> [Your objective] Quote the listing in full, exactly as given, minus any pictures.

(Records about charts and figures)
>>>>>

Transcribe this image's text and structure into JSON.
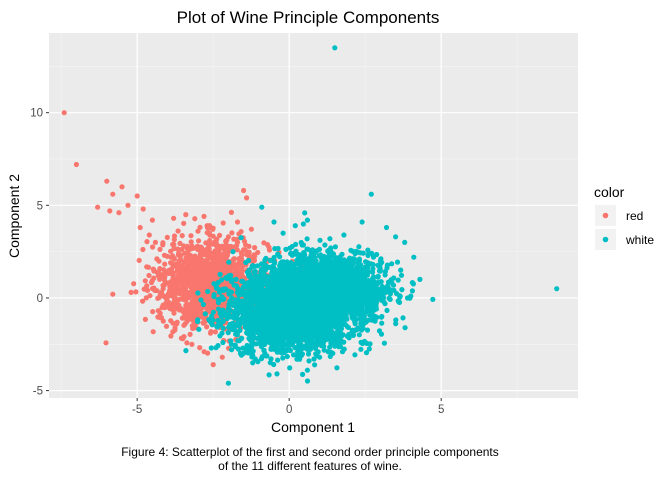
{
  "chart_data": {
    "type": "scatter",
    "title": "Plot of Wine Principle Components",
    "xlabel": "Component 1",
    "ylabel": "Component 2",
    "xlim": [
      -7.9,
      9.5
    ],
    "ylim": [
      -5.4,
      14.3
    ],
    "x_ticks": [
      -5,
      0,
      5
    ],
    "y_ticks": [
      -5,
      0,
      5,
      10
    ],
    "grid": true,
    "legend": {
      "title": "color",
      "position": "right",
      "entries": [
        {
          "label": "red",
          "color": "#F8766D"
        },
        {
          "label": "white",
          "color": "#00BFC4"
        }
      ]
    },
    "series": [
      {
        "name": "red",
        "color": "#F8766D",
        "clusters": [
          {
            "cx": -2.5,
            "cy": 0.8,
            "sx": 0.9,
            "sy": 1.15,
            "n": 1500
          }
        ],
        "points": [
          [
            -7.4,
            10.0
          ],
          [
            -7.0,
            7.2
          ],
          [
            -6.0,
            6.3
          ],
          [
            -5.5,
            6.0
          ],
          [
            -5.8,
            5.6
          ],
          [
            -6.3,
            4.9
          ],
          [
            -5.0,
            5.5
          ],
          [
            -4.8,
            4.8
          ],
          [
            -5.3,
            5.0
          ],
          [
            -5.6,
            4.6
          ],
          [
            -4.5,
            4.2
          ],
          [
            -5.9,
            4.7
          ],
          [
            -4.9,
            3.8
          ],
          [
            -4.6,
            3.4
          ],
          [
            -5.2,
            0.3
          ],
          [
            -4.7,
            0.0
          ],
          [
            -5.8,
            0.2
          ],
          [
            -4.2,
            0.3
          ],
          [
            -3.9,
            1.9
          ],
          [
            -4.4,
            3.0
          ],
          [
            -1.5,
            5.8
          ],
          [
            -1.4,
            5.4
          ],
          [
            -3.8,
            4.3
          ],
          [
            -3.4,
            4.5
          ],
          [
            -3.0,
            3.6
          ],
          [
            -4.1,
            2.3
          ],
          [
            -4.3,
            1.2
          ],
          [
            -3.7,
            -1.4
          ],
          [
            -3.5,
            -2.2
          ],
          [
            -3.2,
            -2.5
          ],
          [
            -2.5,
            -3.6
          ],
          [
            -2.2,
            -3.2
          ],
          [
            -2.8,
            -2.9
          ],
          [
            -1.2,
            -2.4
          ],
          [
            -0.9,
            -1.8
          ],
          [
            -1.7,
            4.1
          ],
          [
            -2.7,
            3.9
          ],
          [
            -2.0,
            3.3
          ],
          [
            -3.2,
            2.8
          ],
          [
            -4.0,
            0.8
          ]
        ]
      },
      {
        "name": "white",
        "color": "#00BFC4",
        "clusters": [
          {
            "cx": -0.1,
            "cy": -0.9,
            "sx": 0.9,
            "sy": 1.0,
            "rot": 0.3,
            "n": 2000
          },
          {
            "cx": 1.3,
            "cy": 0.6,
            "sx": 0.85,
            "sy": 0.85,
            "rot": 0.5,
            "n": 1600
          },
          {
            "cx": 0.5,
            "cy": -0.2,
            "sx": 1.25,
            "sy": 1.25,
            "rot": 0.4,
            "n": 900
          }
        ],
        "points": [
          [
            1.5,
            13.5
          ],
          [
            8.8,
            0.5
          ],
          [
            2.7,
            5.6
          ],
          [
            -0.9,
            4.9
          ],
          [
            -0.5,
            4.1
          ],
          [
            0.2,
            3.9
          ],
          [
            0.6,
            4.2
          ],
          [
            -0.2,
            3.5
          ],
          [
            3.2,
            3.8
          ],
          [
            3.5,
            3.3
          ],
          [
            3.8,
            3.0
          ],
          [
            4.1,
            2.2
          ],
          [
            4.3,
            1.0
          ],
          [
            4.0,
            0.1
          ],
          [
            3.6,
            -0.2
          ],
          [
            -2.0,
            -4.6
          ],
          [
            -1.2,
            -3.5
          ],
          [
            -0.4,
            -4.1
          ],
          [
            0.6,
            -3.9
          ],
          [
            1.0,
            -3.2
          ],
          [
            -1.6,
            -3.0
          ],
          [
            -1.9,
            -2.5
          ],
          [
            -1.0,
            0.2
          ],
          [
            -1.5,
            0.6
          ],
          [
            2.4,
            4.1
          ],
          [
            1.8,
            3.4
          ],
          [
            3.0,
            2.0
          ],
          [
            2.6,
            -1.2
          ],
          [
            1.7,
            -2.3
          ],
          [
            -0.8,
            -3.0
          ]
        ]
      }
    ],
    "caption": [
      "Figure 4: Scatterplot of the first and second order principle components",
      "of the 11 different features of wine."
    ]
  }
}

<<<<<

> [The output]
Transcribe this image's text and structure into JSON.
{
  "chart_data": {
    "type": "scatter",
    "title": "Plot of Wine Principle Components",
    "xlabel": "Component 1",
    "ylabel": "Component 2",
    "xlim": [
      -7.9,
      9.5
    ],
    "ylim": [
      -5.4,
      14.3
    ],
    "x_ticks": [
      -5,
      0,
      5
    ],
    "y_ticks": [
      -5,
      0,
      5,
      10
    ],
    "grid": true,
    "legend": {
      "title": "color",
      "position": "right",
      "entries": [
        {
          "label": "red",
          "color": "#F8766D"
        },
        {
          "label": "white",
          "color": "#00BFC4"
        }
      ]
    },
    "series": [
      {
        "name": "red",
        "color": "#F8766D",
        "clusters": [
          {
            "cx": -2.5,
            "cy": 0.8,
            "sx": 0.9,
            "sy": 1.15,
            "n": 1500
          }
        ],
        "points": [
          [
            -7.4,
            10.0
          ],
          [
            -7.0,
            7.2
          ],
          [
            -6.0,
            6.3
          ],
          [
            -5.5,
            6.0
          ],
          [
            -5.8,
            5.6
          ],
          [
            -6.3,
            4.9
          ],
          [
            -5.0,
            5.5
          ],
          [
            -4.8,
            4.8
          ],
          [
            -5.3,
            5.0
          ],
          [
            -5.6,
            4.6
          ],
          [
            -4.5,
            4.2
          ],
          [
            -5.9,
            4.7
          ],
          [
            -4.9,
            3.8
          ],
          [
            -4.6,
            3.4
          ],
          [
            -5.2,
            0.3
          ],
          [
            -4.7,
            0.0
          ],
          [
            -5.8,
            0.2
          ],
          [
            -4.2,
            0.3
          ],
          [
            -3.9,
            1.9
          ],
          [
            -4.4,
            3.0
          ],
          [
            -1.5,
            5.8
          ],
          [
            -1.4,
            5.4
          ],
          [
            -3.8,
            4.3
          ],
          [
            -3.4,
            4.5
          ],
          [
            -3.0,
            3.6
          ],
          [
            -4.1,
            2.3
          ],
          [
            -4.3,
            1.2
          ],
          [
            -3.7,
            -1.4
          ],
          [
            -3.5,
            -2.2
          ],
          [
            -3.2,
            -2.5
          ],
          [
            -2.5,
            -3.6
          ],
          [
            -2.2,
            -3.2
          ],
          [
            -2.8,
            -2.9
          ],
          [
            -1.2,
            -2.4
          ],
          [
            -0.9,
            -1.8
          ],
          [
            -1.7,
            4.1
          ],
          [
            -2.7,
            3.9
          ],
          [
            -2.0,
            3.3
          ],
          [
            -3.2,
            2.8
          ],
          [
            -4.0,
            0.8
          ]
        ]
      },
      {
        "name": "white",
        "color": "#00BFC4",
        "clusters": [
          {
            "cx": -0.1,
            "cy": -0.9,
            "sx": 0.9,
            "sy": 1.0,
            "rot": 0.3,
            "n": 2000
          },
          {
            "cx": 1.3,
            "cy": 0.6,
            "sx": 0.85,
            "sy": 0.85,
            "rot": 0.5,
            "n": 1600
          },
          {
            "cx": 0.5,
            "cy": -0.2,
            "sx": 1.25,
            "sy": 1.25,
            "rot": 0.4,
            "n": 900
          }
        ],
        "points": [
          [
            1.5,
            13.5
          ],
          [
            8.8,
            0.5
          ],
          [
            2.7,
            5.6
          ],
          [
            -0.9,
            4.9
          ],
          [
            -0.5,
            4.1
          ],
          [
            0.2,
            3.9
          ],
          [
            0.6,
            4.2
          ],
          [
            -0.2,
            3.5
          ],
          [
            3.2,
            3.8
          ],
          [
            3.5,
            3.3
          ],
          [
            3.8,
            3.0
          ],
          [
            4.1,
            2.2
          ],
          [
            4.3,
            1.0
          ],
          [
            4.0,
            0.1
          ],
          [
            3.6,
            -0.2
          ],
          [
            -2.0,
            -4.6
          ],
          [
            -1.2,
            -3.5
          ],
          [
            -0.4,
            -4.1
          ],
          [
            0.6,
            -3.9
          ],
          [
            1.0,
            -3.2
          ],
          [
            -1.6,
            -3.0
          ],
          [
            -1.9,
            -2.5
          ],
          [
            -1.0,
            0.2
          ],
          [
            -1.5,
            0.6
          ],
          [
            2.4,
            4.1
          ],
          [
            1.8,
            3.4
          ],
          [
            3.0,
            2.0
          ],
          [
            2.6,
            -1.2
          ],
          [
            1.7,
            -2.3
          ],
          [
            -0.8,
            -3.0
          ]
        ]
      }
    ],
    "caption": [
      "Figure 4: Scatterplot of the first and second order principle components",
      "of the 11 different features of wine."
    ]
  }
}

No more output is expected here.